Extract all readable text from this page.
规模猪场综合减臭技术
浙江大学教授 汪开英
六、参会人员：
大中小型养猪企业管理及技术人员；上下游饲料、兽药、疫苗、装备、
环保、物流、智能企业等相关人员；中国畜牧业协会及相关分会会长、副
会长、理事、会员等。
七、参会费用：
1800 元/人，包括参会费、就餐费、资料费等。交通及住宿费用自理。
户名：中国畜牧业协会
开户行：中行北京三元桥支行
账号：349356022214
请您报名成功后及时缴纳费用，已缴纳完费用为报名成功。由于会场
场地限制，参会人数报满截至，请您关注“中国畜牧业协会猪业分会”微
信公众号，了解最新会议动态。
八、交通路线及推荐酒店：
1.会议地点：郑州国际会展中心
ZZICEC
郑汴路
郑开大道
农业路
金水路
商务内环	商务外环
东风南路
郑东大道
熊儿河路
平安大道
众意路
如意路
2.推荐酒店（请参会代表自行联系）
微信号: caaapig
━━━━━━
> REQUIREMENT
Exactly as shown above, return every record.

> FINISHED ANSWER
Extract all readable text from this page.
规模猪场综合减臭技术
浙江大学教授 汪开英
六、参会人员：
大中小型养猪企业管理及技术人员；上下游饲料、兽药、疫苗、装备、
环保、物流、智能企业等相关人员；中国畜牧业协会及相关分会会长、副
会长、理事、会员等。
七、参会费用：
1800 元/人，包括参会费、就餐费、资料费等。交通及住宿费用自理。
户名：中国畜牧业协会
开户行：中行北京三元桥支行
账号：349356022214
请您报名成功后及时缴纳费用，已缴纳完费用为报名成功。由于会场
场地限制，参会人数报满截至，请您关注“中国畜牧业协会猪业分会”微
信公众号，了解最新会议动态。
八、交通路线及推荐酒店：
1.会议地点：郑州国际会展中心
ZZICEC
郑汴路
郑开大道
农业路
金水路
商务内环	商务外环
东风南路
郑东大道
熊儿河路
平安大道
众意路
如意路
2.推荐酒店（请参会代表自行联系）
微信号: caaapig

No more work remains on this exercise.